## Record set
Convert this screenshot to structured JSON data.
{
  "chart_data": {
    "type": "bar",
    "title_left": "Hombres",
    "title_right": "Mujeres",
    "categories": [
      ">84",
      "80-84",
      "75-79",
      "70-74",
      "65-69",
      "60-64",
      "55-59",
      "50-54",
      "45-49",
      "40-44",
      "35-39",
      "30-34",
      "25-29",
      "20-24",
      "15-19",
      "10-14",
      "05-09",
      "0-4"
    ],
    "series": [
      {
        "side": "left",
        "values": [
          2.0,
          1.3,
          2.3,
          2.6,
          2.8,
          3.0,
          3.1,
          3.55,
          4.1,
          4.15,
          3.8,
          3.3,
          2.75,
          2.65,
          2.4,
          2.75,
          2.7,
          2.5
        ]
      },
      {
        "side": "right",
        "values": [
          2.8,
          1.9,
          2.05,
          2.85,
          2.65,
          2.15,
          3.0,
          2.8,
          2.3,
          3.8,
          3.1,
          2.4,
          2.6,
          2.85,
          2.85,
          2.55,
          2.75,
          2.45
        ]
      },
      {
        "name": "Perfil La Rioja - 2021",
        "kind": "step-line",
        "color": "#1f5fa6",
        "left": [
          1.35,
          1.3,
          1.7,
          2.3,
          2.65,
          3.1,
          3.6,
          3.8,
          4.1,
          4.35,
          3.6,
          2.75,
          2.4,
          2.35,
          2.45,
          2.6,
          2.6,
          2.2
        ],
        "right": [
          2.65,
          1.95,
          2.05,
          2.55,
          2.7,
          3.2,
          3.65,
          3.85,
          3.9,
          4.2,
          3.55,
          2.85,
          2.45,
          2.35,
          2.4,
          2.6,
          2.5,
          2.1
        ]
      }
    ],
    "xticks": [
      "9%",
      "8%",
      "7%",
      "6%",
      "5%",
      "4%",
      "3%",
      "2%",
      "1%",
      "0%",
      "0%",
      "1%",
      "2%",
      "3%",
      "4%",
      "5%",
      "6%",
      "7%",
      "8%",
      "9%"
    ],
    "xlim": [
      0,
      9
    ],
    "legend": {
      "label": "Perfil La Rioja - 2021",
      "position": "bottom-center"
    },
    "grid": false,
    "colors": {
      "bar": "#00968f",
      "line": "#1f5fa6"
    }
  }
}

## Instruction
Your task is to transcribe the listing above in full, exactly as given.

## Exercise answer
Convert this screenshot to structured JSON data.
{
  "chart_data": {
    "type": "bar",
    "title_left": "Hombres",
    "title_right": "Mujeres",
    "categories": [
      ">84",
      "80-84",
      "75-79",
      "70-74",
      "65-69",
      "60-64",
      "55-59",
      "50-54",
      "45-49",
      "40-44",
      "35-39",
      "30-34",
      "25-29",
      "20-24",
      "15-19",
      "10-14",
      "05-09",
      "0-4"
    ],
    "series": [
      {
        "side": "left",
        "values": [
          2.0,
          1.3,
          2.3,
          2.6,
          2.8,
          3.0,
          3.1,
          3.55,
          4.1,
          4.15,
          3.8,
          3.3,
          2.75,
          2.65,
          2.4,
          2.75,
          2.7,
          2.5
        ]
      },
      {
        "side": "right",
        "values": [
          2.8,
          1.9,
          2.05,
          2.85,
          2.65,
          2.15,
          3.0,
          2.8,
          2.3,
          3.8,
          3.1,
          2.4,
          2.6,
          2.85,
          2.85,
          2.55,
          2.75,
          2.45
        ]
      },
      {
        "name": "Perfil La Rioja - 2021",
        "kind": "step-line",
        "color": "#1f5fa6",
        "left": [
          1.35,
          1.3,
          1.7,
          2.3,
          2.65,
          3.1,
          3.6,
          3.8,
          4.1,
          4.35,
          3.6,
          2.75,
          2.4,
          2.35,
          2.45,
          2.6,
          2.6,
          2.2
        ],
        "right": [
          2.65,
          1.95,
          2.05,
          2.55,
          2.7,
          3.2,
          3.65,
          3.85,
          3.9,
          4.2,
          3.55,
          2.85,
          2.45,
          2.35,
          2.4,
          2.6,
          2.5,
          2.1
        ]
      }
    ],
    "xticks": [
      "9%",
      "8%",
      "7%",
      "6%",
      "5%",
      "4%",
      "3%",
      "2%",
      "1%",
      "0%",
      "0%",
      "1%",
      "2%",
      "3%",
      "4%",
      "5%",
      "6%",
      "7%",
      "8%",
      "9%"
    ],
    "xlim": [
      0,
      9
    ],
    "legend": {
      "label": "Perfil La Rioja - 2021",
      "position": "bottom-center"
    },
    "grid": false,
    "colors": {
      "bar": "#00968f",
      "line": "#1f5fa6"
    }
  }
}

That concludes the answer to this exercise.